• Listed records
***
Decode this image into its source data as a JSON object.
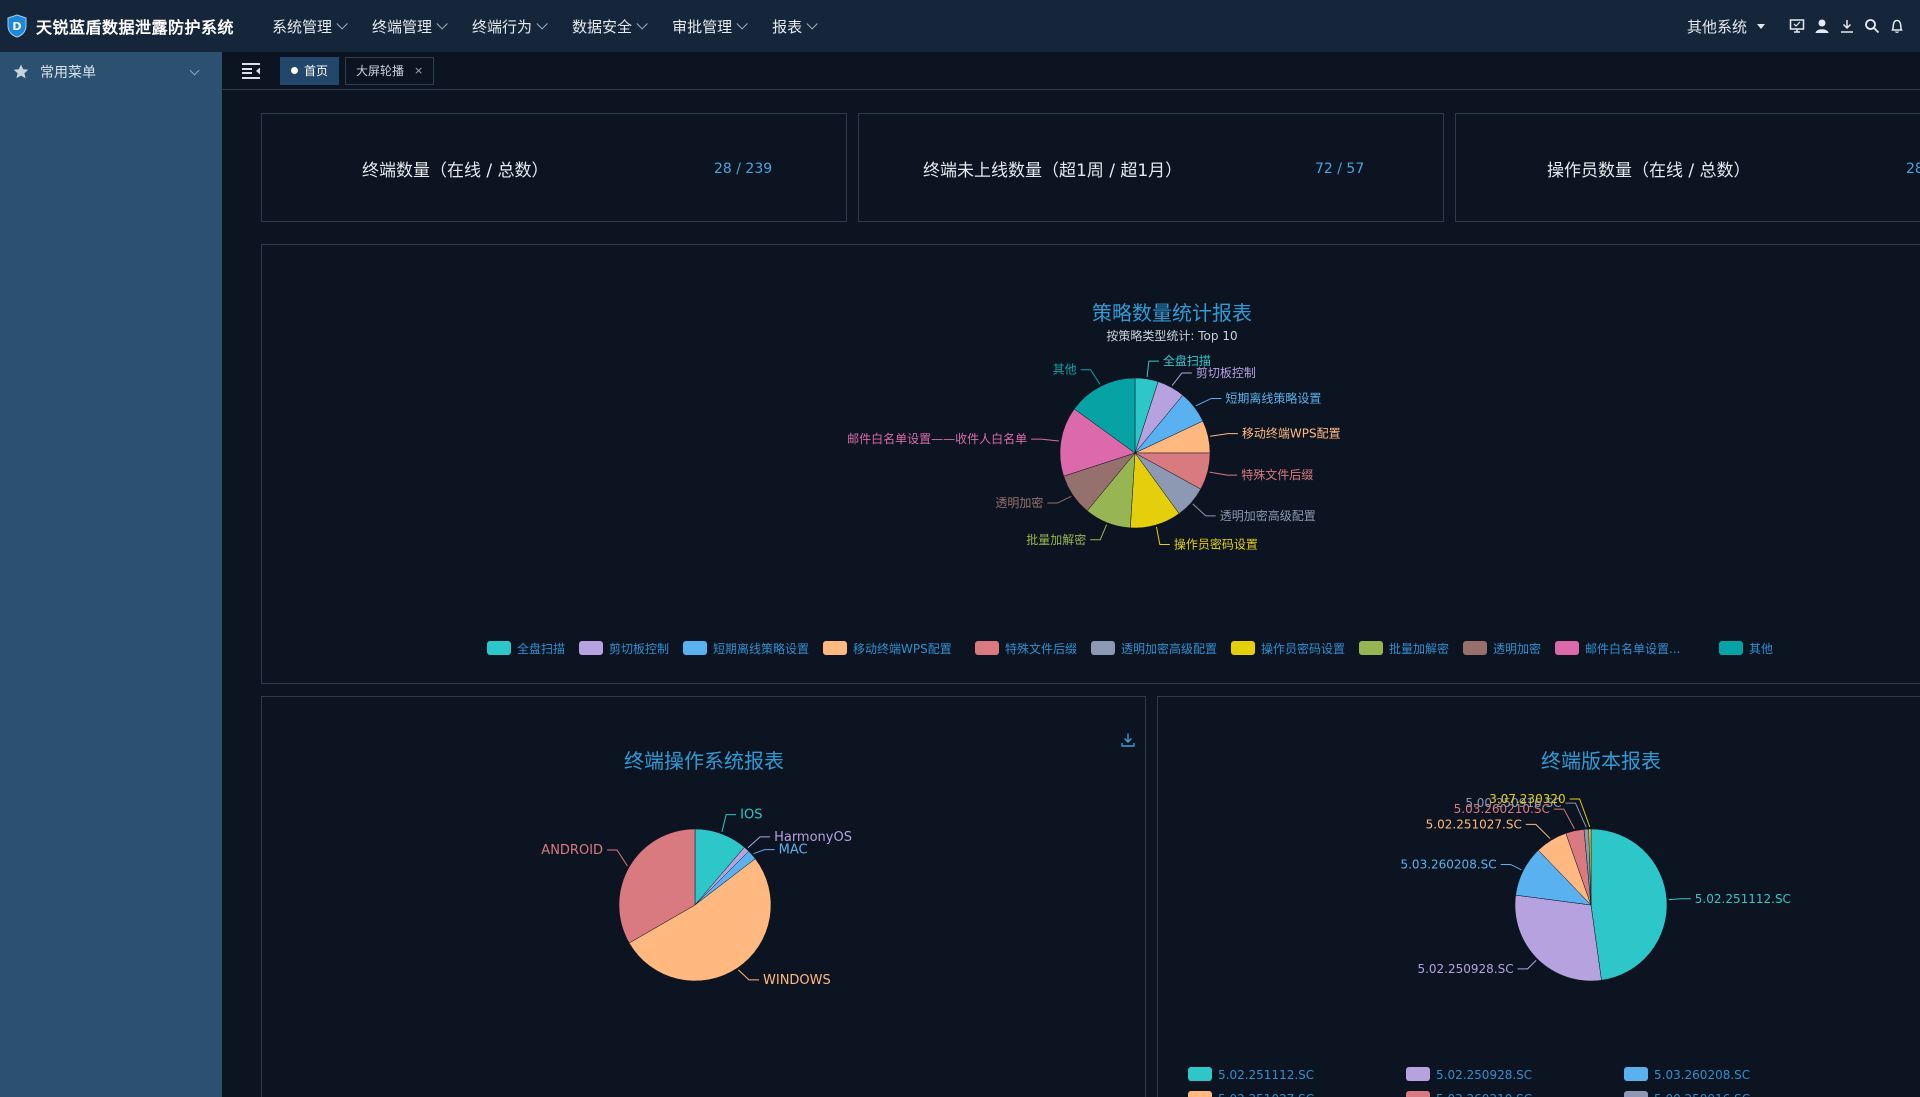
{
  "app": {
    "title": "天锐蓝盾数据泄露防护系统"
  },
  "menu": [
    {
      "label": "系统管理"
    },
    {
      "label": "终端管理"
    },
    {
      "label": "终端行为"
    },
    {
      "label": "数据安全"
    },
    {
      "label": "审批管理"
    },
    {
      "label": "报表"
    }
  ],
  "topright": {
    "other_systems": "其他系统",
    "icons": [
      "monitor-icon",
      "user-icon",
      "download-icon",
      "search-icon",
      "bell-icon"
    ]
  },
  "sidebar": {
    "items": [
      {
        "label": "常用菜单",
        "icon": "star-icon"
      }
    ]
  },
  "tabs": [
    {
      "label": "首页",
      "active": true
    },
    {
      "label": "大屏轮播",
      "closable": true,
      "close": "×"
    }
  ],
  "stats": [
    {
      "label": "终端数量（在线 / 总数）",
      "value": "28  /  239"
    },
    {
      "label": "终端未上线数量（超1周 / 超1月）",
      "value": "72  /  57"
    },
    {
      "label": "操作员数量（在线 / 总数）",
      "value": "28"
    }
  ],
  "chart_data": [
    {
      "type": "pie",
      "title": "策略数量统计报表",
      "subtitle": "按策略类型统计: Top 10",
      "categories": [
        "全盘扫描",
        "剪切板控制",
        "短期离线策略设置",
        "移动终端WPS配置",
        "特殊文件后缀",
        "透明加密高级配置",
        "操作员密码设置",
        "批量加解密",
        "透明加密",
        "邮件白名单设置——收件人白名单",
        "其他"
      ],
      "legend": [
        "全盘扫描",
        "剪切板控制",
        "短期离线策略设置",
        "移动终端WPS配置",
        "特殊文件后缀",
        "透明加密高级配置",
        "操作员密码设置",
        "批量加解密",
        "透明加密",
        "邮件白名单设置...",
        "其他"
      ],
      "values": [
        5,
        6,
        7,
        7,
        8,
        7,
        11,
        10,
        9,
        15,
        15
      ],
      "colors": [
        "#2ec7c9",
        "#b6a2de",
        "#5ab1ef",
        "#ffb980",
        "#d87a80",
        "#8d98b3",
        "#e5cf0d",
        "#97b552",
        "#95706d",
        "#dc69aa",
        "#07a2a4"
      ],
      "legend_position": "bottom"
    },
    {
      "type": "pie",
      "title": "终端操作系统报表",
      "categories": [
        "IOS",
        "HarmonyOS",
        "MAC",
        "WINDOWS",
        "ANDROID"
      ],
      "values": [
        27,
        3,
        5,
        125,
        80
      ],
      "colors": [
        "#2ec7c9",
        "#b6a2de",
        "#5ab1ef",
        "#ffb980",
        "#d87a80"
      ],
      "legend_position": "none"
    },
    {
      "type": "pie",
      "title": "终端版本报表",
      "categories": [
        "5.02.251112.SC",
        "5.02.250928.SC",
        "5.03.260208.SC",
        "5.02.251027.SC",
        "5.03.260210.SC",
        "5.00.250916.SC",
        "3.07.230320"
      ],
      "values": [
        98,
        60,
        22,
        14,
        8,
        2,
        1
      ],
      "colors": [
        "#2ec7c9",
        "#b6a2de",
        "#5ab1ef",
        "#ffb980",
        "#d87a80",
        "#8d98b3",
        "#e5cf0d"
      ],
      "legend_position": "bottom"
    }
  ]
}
***
• Task
Retype the data above exactly; pictures are not part of the copy.

• Answer to the task
Decode this image into its source data as a JSON object.
{
  "app": {
    "title": "天锐蓝盾数据泄露防护系统"
  },
  "menu": [
    {
      "label": "系统管理"
    },
    {
      "label": "终端管理"
    },
    {
      "label": "终端行为"
    },
    {
      "label": "数据安全"
    },
    {
      "label": "审批管理"
    },
    {
      "label": "报表"
    }
  ],
  "topright": {
    "other_systems": "其他系统",
    "icons": [
      "monitor-icon",
      "user-icon",
      "download-icon",
      "search-icon",
      "bell-icon"
    ]
  },
  "sidebar": {
    "items": [
      {
        "label": "常用菜单",
        "icon": "star-icon"
      }
    ]
  },
  "tabs": [
    {
      "label": "首页",
      "active": true
    },
    {
      "label": "大屏轮播",
      "closable": true,
      "close": "×"
    }
  ],
  "stats": [
    {
      "label": "终端数量（在线 / 总数）",
      "value": "28  /  239"
    },
    {
      "label": "终端未上线数量（超1周 / 超1月）",
      "value": "72  /  57"
    },
    {
      "label": "操作员数量（在线 / 总数）",
      "value": "28"
    }
  ],
  "chart_data": [
    {
      "type": "pie",
      "title": "策略数量统计报表",
      "subtitle": "按策略类型统计: Top 10",
      "categories": [
        "全盘扫描",
        "剪切板控制",
        "短期离线策略设置",
        "移动终端WPS配置",
        "特殊文件后缀",
        "透明加密高级配置",
        "操作员密码设置",
        "批量加解密",
        "透明加密",
        "邮件白名单设置——收件人白名单",
        "其他"
      ],
      "legend": [
        "全盘扫描",
        "剪切板控制",
        "短期离线策略设置",
        "移动终端WPS配置",
        "特殊文件后缀",
        "透明加密高级配置",
        "操作员密码设置",
        "批量加解密",
        "透明加密",
        "邮件白名单设置...",
        "其他"
      ],
      "values": [
        5,
        6,
        7,
        7,
        8,
        7,
        11,
        10,
        9,
        15,
        15
      ],
      "colors": [
        "#2ec7c9",
        "#b6a2de",
        "#5ab1ef",
        "#ffb980",
        "#d87a80",
        "#8d98b3",
        "#e5cf0d",
        "#97b552",
        "#95706d",
        "#dc69aa",
        "#07a2a4"
      ],
      "legend_position": "bottom"
    },
    {
      "type": "pie",
      "title": "终端操作系统报表",
      "categories": [
        "IOS",
        "HarmonyOS",
        "MAC",
        "WINDOWS",
        "ANDROID"
      ],
      "values": [
        27,
        3,
        5,
        125,
        80
      ],
      "colors": [
        "#2ec7c9",
        "#b6a2de",
        "#5ab1ef",
        "#ffb980",
        "#d87a80"
      ],
      "legend_position": "none"
    },
    {
      "type": "pie",
      "title": "终端版本报表",
      "categories": [
        "5.02.251112.SC",
        "5.02.250928.SC",
        "5.03.260208.SC",
        "5.02.251027.SC",
        "5.03.260210.SC",
        "5.00.250916.SC",
        "3.07.230320"
      ],
      "values": [
        98,
        60,
        22,
        14,
        8,
        2,
        1
      ],
      "colors": [
        "#2ec7c9",
        "#b6a2de",
        "#5ab1ef",
        "#ffb980",
        "#d87a80",
        "#8d98b3",
        "#e5cf0d"
      ],
      "legend_position": "bottom"
    }
  ]
}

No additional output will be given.